- Extracted entries:
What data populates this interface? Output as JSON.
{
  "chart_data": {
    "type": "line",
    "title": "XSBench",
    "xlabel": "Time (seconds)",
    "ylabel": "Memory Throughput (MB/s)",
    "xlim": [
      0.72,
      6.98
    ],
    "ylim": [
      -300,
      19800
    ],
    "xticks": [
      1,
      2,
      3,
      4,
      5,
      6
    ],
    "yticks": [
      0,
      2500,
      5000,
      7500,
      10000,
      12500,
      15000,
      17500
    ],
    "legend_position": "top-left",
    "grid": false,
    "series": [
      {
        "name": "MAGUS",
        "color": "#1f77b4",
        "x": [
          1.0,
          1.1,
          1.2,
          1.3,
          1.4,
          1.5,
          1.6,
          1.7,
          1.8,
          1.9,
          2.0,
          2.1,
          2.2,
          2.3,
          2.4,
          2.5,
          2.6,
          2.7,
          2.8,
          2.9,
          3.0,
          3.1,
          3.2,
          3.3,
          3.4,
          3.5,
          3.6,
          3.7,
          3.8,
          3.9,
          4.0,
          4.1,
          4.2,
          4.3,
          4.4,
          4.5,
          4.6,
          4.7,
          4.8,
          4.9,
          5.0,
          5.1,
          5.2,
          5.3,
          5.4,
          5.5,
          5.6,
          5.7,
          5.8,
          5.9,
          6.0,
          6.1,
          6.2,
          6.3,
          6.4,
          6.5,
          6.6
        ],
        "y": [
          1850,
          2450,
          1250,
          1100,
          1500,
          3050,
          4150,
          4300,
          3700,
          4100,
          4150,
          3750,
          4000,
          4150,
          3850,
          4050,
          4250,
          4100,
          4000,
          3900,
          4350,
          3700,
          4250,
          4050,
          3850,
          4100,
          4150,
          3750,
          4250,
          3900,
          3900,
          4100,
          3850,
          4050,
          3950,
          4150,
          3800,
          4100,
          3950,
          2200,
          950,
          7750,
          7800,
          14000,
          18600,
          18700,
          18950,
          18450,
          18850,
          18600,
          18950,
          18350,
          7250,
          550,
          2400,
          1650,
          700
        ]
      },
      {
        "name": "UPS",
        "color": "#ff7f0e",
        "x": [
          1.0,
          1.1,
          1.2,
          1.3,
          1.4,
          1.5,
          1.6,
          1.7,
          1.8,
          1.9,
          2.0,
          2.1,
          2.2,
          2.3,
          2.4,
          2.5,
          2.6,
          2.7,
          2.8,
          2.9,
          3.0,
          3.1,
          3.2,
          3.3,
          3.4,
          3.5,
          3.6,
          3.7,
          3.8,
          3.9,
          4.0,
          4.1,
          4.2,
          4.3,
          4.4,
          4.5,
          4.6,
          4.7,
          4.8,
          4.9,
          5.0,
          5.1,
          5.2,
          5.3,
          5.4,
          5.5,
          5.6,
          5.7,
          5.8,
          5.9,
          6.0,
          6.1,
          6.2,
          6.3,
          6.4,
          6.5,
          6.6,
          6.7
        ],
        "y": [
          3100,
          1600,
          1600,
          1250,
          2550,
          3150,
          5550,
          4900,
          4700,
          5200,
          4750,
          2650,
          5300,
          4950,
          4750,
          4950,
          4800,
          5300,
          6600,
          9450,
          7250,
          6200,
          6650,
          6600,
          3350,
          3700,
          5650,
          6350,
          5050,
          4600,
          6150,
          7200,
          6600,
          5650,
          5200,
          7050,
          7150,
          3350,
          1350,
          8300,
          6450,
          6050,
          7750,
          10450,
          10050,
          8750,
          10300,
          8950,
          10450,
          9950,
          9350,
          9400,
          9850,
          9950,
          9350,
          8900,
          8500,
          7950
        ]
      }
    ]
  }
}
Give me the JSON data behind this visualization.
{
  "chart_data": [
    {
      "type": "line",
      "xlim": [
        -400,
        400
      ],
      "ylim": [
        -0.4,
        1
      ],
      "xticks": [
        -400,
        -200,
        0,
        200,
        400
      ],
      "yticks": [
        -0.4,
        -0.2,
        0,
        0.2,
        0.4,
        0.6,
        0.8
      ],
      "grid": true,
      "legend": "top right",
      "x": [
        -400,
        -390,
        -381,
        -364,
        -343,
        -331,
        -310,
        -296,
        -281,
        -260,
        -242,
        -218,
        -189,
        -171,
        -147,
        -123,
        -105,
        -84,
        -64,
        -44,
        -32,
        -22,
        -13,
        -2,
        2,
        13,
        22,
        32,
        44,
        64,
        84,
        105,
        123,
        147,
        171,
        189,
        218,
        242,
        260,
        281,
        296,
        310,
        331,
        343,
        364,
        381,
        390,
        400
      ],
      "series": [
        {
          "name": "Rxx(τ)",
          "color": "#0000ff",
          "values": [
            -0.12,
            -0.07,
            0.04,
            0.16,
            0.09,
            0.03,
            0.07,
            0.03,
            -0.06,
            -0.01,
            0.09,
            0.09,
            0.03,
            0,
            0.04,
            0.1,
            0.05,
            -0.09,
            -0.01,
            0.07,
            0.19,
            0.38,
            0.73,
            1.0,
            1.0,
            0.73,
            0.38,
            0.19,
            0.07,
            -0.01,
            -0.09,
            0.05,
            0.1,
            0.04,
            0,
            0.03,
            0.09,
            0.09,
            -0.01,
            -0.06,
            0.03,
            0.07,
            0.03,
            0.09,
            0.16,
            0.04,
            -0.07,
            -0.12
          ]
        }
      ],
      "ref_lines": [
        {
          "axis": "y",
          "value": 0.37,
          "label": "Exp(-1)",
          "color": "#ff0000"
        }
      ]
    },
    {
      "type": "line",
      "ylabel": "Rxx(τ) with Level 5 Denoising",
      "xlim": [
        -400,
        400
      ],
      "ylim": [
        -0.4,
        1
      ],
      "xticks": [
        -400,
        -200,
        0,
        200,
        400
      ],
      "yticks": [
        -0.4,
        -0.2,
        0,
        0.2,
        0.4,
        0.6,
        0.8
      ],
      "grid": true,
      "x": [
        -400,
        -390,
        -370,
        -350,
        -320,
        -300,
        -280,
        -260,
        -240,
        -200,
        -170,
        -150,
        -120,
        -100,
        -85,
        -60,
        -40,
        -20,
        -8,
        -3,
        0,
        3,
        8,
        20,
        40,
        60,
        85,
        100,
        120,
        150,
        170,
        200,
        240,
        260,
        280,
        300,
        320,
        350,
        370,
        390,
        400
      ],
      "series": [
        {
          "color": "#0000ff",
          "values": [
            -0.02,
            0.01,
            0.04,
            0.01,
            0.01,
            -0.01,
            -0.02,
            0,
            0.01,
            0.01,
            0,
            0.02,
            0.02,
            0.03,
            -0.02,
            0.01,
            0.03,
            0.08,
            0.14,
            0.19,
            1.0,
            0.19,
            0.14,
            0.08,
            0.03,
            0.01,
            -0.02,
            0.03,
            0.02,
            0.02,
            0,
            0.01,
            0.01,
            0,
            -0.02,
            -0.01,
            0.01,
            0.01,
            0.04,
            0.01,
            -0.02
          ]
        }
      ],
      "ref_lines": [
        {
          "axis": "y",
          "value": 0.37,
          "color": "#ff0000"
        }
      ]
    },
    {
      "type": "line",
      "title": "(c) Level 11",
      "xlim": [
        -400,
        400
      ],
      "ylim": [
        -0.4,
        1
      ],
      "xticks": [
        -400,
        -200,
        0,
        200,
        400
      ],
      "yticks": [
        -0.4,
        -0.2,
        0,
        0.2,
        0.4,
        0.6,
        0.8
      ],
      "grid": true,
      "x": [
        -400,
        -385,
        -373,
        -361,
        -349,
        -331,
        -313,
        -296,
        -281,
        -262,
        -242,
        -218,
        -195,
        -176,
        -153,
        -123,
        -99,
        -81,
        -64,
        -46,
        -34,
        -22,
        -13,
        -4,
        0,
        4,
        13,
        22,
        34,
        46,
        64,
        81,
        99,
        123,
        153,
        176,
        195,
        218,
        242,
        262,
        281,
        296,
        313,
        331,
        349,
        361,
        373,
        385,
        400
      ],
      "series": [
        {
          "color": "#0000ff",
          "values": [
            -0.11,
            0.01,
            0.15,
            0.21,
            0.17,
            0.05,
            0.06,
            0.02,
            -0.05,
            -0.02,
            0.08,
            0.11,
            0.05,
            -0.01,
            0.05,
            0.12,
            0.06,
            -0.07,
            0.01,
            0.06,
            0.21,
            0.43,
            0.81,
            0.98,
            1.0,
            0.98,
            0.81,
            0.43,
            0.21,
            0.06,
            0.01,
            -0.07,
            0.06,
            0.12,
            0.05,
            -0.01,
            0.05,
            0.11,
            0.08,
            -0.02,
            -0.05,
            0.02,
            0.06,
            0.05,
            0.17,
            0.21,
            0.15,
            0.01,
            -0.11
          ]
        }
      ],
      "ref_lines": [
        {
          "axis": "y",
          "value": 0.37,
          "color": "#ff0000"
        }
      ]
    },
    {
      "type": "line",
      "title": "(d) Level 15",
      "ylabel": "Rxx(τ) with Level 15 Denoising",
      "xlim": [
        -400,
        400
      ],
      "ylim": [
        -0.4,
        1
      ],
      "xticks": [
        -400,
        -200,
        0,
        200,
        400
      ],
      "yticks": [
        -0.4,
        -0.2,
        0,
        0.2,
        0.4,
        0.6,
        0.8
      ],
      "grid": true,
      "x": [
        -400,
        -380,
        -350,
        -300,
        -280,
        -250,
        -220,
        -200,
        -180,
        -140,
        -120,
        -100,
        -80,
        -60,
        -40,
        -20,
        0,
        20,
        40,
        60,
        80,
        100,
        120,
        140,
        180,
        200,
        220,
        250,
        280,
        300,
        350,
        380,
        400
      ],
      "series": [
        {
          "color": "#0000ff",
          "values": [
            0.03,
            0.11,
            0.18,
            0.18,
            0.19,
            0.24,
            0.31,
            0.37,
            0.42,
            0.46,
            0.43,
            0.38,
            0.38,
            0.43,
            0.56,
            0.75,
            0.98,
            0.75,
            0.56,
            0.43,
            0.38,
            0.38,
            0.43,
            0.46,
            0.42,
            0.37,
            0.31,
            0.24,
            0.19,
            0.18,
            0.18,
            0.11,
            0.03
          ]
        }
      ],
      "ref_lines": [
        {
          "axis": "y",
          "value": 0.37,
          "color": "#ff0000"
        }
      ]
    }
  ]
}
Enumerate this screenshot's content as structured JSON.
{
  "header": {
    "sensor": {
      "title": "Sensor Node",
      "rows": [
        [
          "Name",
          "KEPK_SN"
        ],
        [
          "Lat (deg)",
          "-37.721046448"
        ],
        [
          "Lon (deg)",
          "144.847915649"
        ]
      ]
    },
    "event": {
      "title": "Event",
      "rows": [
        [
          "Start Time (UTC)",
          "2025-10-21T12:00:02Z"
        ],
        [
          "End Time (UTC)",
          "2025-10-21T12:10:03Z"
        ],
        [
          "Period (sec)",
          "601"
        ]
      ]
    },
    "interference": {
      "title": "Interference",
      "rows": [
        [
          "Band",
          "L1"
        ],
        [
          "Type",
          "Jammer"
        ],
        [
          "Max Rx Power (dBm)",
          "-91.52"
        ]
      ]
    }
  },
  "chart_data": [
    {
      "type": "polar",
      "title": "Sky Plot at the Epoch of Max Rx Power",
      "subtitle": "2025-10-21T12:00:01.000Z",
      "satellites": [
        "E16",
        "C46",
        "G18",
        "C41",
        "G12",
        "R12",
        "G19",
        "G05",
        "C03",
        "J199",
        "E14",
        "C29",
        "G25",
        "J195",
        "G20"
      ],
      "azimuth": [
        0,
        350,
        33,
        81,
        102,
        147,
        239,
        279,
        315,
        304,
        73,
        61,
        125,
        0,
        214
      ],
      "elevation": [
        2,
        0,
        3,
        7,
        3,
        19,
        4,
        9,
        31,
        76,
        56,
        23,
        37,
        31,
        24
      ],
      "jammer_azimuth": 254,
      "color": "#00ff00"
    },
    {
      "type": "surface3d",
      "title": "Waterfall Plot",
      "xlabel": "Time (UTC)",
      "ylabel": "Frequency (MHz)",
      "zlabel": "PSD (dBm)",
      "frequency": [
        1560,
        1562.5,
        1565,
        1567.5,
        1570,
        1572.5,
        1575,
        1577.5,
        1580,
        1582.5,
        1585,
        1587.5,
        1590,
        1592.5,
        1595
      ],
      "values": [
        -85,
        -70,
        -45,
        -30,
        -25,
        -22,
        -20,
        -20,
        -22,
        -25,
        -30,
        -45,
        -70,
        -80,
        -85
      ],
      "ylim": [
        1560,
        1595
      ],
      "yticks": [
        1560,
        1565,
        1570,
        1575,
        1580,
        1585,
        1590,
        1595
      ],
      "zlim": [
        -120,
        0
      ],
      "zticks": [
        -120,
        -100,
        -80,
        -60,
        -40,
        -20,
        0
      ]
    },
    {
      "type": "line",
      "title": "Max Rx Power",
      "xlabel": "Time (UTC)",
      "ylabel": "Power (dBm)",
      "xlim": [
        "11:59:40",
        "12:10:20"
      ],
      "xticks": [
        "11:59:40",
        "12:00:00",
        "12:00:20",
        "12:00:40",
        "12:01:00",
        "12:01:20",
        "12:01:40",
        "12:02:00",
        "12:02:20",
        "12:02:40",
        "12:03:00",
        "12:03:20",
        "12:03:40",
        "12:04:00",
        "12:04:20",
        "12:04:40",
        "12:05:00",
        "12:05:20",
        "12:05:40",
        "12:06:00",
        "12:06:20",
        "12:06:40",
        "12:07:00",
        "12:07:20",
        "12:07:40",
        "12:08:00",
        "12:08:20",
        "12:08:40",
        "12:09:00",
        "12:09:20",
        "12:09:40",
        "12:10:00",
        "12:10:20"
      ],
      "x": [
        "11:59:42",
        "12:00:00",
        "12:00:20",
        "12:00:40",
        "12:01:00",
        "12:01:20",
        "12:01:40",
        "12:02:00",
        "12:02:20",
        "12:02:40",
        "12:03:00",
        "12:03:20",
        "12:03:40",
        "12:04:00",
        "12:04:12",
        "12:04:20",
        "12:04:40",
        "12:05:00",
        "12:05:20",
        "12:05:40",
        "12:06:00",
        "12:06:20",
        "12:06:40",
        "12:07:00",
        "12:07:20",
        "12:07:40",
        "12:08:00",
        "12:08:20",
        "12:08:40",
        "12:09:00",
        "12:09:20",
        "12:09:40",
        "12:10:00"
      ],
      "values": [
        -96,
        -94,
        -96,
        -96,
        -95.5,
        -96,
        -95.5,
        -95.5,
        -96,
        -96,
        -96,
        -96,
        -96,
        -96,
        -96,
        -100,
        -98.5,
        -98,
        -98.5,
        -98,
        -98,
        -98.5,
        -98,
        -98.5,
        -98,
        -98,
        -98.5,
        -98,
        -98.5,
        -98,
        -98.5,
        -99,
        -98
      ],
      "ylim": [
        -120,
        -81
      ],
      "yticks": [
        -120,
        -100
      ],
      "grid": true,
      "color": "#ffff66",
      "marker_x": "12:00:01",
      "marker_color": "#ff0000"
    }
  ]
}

- Exercise prompt: Of all the lines in the data above, state how many include "Plot". Say only the number.

- Exercise result: 2